**Your instructions**
Can all of these lines be returned exactly?

**Information provided**

+===+

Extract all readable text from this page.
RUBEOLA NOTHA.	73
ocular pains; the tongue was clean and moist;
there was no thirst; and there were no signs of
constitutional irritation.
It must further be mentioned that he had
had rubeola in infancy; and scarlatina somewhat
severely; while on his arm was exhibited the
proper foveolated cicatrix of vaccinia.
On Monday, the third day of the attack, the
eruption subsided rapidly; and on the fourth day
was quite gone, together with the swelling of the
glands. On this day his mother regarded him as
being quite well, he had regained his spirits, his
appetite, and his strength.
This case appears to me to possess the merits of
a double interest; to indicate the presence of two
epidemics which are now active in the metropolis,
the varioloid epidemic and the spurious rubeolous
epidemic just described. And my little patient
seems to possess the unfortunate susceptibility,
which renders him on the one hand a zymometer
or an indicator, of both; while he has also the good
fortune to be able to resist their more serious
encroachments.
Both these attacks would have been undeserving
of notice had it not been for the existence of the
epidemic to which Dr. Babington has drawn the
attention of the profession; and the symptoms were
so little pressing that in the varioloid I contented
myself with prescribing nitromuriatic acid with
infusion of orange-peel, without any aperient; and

+===+

**Solution for this task**
Extract all readable text from this page.
RUBEOLA NOTHA.	73
ocular pains; the tongue was clean and moist;
there was no thirst; and there were no signs of
constitutional irritation.
It must further be mentioned that he had
had rubeola in infancy; and scarlatina somewhat
severely; while on his arm was exhibited the
proper foveolated cicatrix of vaccinia.
On Monday, the third day of the attack, the
eruption subsided rapidly; and on the fourth day
was quite gone, together with the swelling of the
glands. On this day his mother regarded him as
being quite well, he had regained his spirits, his
appetite, and his strength.
This case appears to me to possess the merits of
a double interest; to indicate the presence of two
epidemics which are now active in the metropolis,
the varioloid epidemic and the spurious rubeolous
epidemic just described. And my little patient
seems to possess the unfortunate susceptibility,
which renders him on the one hand a zymometer
or an indicator, of both; while he has also the good
fortune to be able to resist their more serious
encroachments.
Both these attacks would have been undeserving
of notice had it not been for the existence of the
epidemic to which Dr. Babington has drawn the
attention of the profession; and the symptoms were
so little pressing that in the varioloid I contented
myself with prescribing nitromuriatic acid with
infusion of orange-peel, without any aperient; and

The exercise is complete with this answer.